[Data records]
################
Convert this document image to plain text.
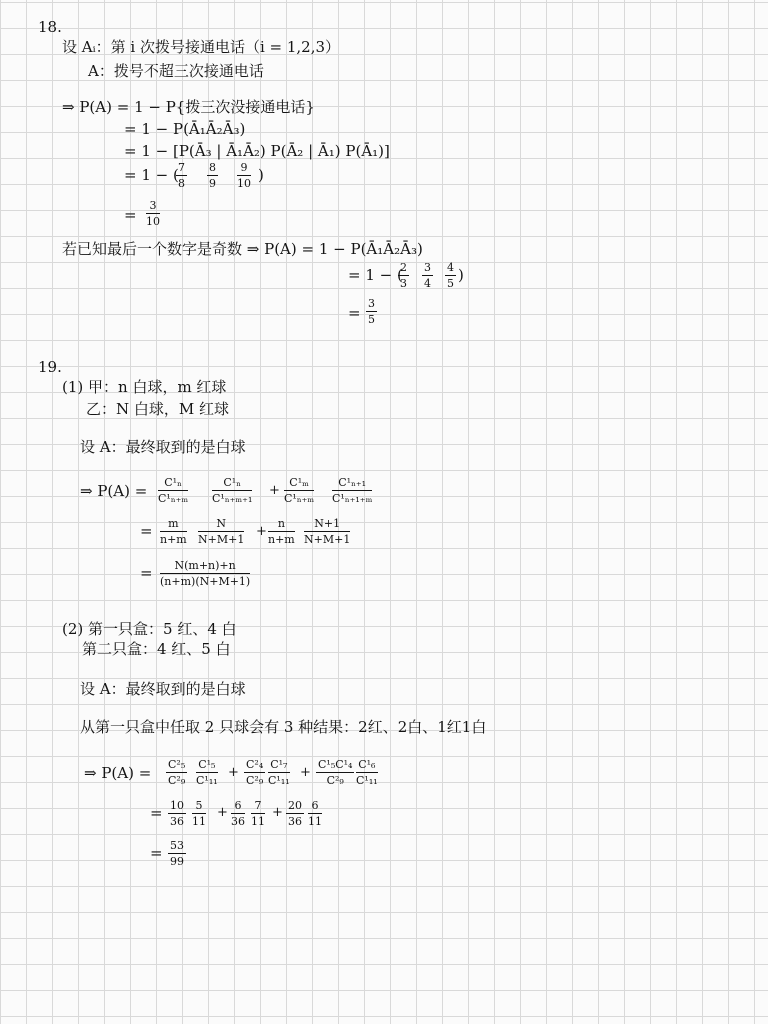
18.
设 Aᵢ：第 i 次拨号接通电话（i = 1,2,3）
A：拨号不超三次接通电话
⇒ P(A) = 1 − P{拨三次没接通电话}
= 1 − P(Ā₁Ā₂Ā₃)
= 1 − [P(Ā₃ | Ā₁Ā₂) P(Ā₂ | Ā₁) P(Ā₁)]
= 1 − ( 7
8
8
9
9
10 )
=
3
10
若已知最后一个数字是奇数 ⇒ P(A) = 1 − P(Ā₁Ā₂Ā₃)
= 1 − (
2
3
3
4
4
5 )
=
3
5
19.
(1) 甲：n 白球，m 红球
乙：N 白球，M 红球
设 A：最终取到的是白球
⇒ P(A) =	C¹ₙ
C¹ₙ₊ₘ
C¹ₙ
C¹ₙ₊ₘ₊₁
+
C¹ₘ
C¹ₙ₊ₘ
C¹ₙ₊₁
C¹ₙ₊₁₊ₘ
=	m
n+m
N
N+M+1
+
n
n+m
N+1
N+M+1
=	N(m+n)+n
(n+m)(N+M+1)
(2) 第一只盒：5 红、4 白
第二只盒：4 红、5 白
设 A：最终取到的是白球
从第一只盒中任取 2 只球会有 3 种结果：2红、2白、1红1白
⇒ P(A) = C²₅
C²₉
C¹₅
C¹₁₁
+
C²₄
C²₉
C¹₇
C¹₁₁
+
C¹₅C¹₄
C²₉
C¹₆
C¹₁₁
= 10
36
5
11
+ 6
36
7
11
+ 20
36
6
11
= 53
99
################
Set down the material exactly, every line of it, except for the pictures.

Convert this document image to plain text.
18.
设 Aᵢ：第 i 次拨号接通电话（i = 1,2,3）
A：拨号不超三次接通电话
⇒ P(A) = 1 − P{拨三次没接通电话}
= 1 − P(Ā₁Ā₂Ā₃)
= 1 − [P(Ā₃ | Ā₁Ā₂) P(Ā₂ | Ā₁) P(Ā₁)]
= 1 − ( 7
8
8
9
9
10 )
=
3
10
若已知最后一个数字是奇数 ⇒ P(A) = 1 − P(Ā₁Ā₂Ā₃)
= 1 − (
2
3
3
4
4
5 )
=
3
5
19.
(1) 甲：n 白球，m 红球
乙：N 白球，M 红球
设 A：最终取到的是白球
⇒ P(A) =	C¹ₙ
C¹ₙ₊ₘ
C¹ₙ
C¹ₙ₊ₘ₊₁
+
C¹ₘ
C¹ₙ₊ₘ
C¹ₙ₊₁
C¹ₙ₊₁₊ₘ
=	m
n+m
N
N+M+1
+
n
n+m
N+1
N+M+1
=	N(m+n)+n
(n+m)(N+M+1)
(2) 第一只盒：5 红、4 白
第二只盒：4 红、5 白
设 A：最终取到的是白球
从第一只盒中任取 2 只球会有 3 种结果：2红、2白、1红1白
⇒ P(A) = C²₅
C²₉
C¹₅
C¹₁₁
+
C²₄
C²₉
C¹₇
C¹₁₁
+
C¹₅C¹₄
C²₉
C¹₆
C¹₁₁
= 10
36
5
11
+ 6
36
7
11
+ 20
36
6
11
= 53
99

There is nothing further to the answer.